WHAT IS NEEDED: Track down every line below that holds "Faculty" and copy it.

Records from a data collection:
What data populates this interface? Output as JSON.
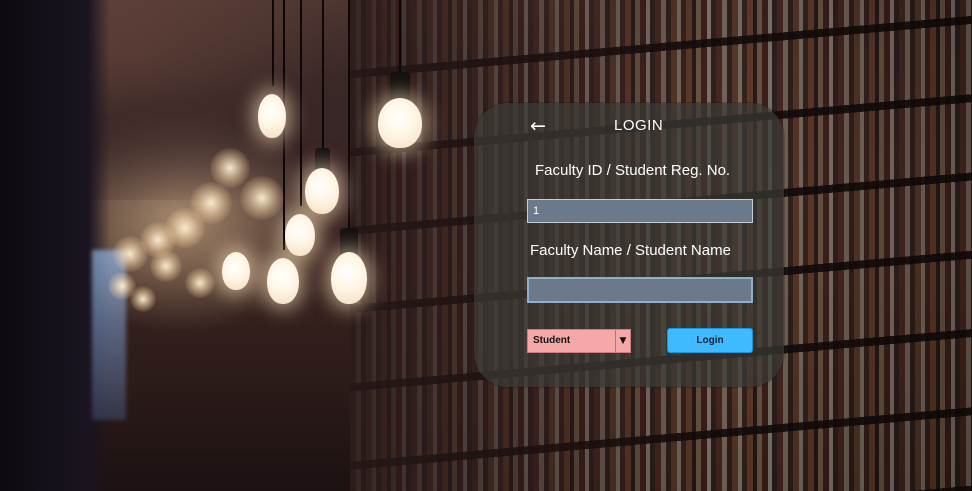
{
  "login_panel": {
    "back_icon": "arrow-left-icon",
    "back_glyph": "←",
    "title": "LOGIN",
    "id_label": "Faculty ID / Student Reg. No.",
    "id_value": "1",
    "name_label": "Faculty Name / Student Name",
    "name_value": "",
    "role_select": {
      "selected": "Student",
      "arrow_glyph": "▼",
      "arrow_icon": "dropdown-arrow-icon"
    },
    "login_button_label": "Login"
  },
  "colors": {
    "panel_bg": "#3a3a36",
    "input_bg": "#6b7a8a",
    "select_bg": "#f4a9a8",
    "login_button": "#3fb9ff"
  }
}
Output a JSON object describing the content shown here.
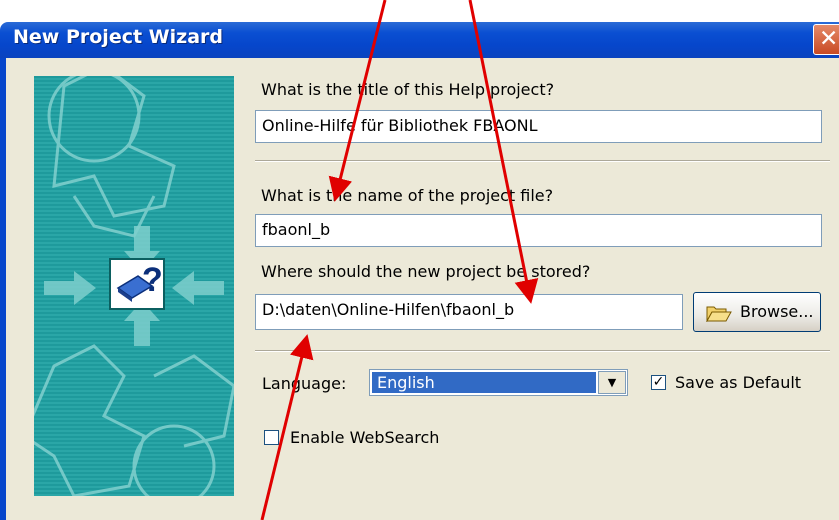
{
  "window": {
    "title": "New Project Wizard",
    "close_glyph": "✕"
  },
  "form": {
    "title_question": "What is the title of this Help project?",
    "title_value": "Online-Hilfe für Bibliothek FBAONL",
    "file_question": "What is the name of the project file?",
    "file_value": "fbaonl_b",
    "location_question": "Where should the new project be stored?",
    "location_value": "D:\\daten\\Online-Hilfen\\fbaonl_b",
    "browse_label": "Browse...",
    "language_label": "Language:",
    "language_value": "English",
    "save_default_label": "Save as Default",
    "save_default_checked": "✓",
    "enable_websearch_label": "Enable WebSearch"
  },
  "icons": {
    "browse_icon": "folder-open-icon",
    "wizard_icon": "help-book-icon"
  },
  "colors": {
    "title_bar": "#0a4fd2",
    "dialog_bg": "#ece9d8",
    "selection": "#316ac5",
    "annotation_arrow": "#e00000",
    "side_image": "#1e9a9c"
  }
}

WORKED SOLUTION:
    "id_label": "Faculty ID / Student Reg. No.",
    "name_label": "Faculty Name / Student Name",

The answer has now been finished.